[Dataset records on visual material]
# # #
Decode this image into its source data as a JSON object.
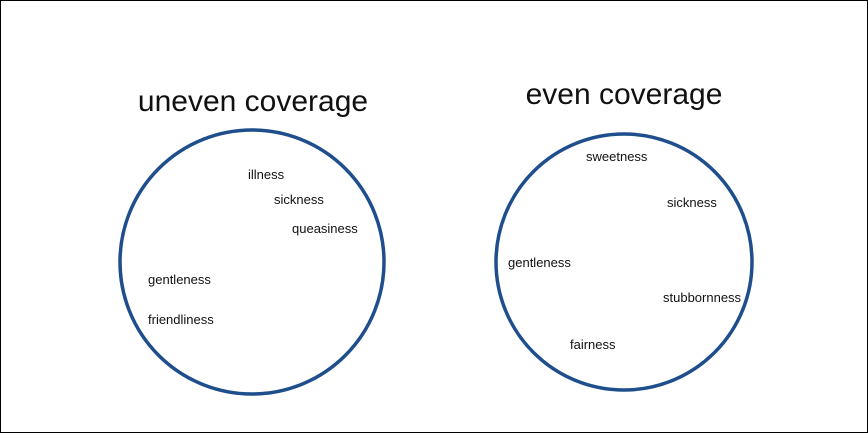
{
  "diagram": {
    "colors": {
      "circle_stroke": "#1f4e8c",
      "text": "#111111",
      "frame": "#000000"
    },
    "left": {
      "title": "uneven coverage",
      "words": [
        "illness",
        "sickness",
        "queasiness",
        "gentleness",
        "friendliness"
      ]
    },
    "right": {
      "title": "even coverage",
      "words": [
        "sweetness",
        "sickness",
        "gentleness",
        "stubbornness",
        "fairness"
      ]
    }
  }
}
# # #
## Challenge:
Reproduce all of the data exactly; the pictures do not belong in the copy.

## Solution for this exercise:
Decode this image into its source data as a JSON object.
{
  "diagram": {
    "colors": {
      "circle_stroke": "#1f4e8c",
      "text": "#111111",
      "frame": "#000000"
    },
    "left": {
      "title": "uneven coverage",
      "words": [
        "illness",
        "sickness",
        "queasiness",
        "gentleness",
        "friendliness"
      ]
    },
    "right": {
      "title": "even coverage",
      "words": [
        "sweetness",
        "sickness",
        "gentleness",
        "stubbornness",
        "fairness"
      ]
    }
  }
}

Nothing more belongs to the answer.